▶ _The problem_
Copy each line where the word "with" occurs.

## Begin Extracted records

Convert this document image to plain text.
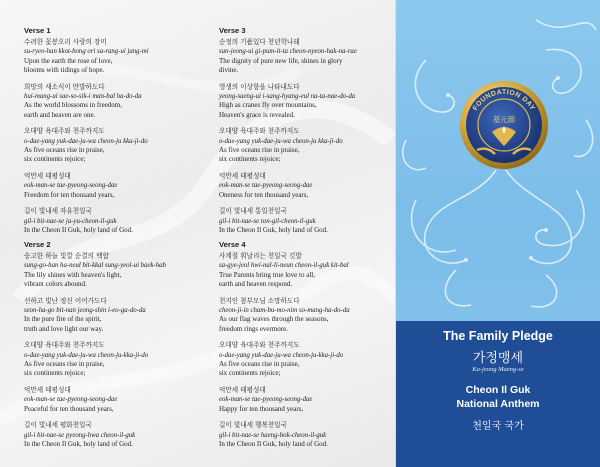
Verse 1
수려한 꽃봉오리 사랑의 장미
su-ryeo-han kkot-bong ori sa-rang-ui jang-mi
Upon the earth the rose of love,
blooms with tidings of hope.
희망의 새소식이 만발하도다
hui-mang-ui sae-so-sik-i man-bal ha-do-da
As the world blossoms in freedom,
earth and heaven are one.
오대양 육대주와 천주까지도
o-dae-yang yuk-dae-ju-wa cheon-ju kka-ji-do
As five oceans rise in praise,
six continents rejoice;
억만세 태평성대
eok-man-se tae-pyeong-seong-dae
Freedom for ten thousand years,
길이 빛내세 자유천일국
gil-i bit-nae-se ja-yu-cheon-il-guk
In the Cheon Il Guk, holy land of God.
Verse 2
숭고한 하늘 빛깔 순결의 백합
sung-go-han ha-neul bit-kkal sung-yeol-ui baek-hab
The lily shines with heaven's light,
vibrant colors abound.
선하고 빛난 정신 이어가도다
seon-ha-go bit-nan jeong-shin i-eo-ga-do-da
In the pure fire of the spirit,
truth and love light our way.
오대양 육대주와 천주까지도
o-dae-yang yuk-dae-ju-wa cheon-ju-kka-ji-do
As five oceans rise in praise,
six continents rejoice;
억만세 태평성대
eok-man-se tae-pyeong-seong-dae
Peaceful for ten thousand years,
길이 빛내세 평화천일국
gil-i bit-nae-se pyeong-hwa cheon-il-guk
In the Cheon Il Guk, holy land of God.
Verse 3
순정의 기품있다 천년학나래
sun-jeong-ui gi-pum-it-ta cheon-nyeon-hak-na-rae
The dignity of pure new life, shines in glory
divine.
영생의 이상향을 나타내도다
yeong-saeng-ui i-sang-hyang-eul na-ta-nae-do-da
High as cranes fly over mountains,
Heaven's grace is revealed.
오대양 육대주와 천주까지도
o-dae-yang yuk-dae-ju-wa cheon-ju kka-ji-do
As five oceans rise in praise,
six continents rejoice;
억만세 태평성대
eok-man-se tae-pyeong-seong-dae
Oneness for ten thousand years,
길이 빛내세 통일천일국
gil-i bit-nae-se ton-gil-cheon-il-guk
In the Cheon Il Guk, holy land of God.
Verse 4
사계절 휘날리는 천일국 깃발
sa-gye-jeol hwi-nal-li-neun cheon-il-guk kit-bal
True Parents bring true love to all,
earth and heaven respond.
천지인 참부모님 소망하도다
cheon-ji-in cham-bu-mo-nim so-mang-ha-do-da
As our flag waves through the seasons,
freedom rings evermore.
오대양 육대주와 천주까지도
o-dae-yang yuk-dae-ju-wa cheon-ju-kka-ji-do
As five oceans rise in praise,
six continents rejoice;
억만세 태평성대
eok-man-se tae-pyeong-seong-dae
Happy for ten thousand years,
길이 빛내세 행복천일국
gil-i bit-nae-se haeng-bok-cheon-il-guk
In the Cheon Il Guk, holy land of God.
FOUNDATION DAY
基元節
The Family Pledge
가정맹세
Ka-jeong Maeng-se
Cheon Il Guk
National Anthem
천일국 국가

## End Extracted records

▶ _Correct response_
blooms with tidings of hope.
The lily shines with heaven's light,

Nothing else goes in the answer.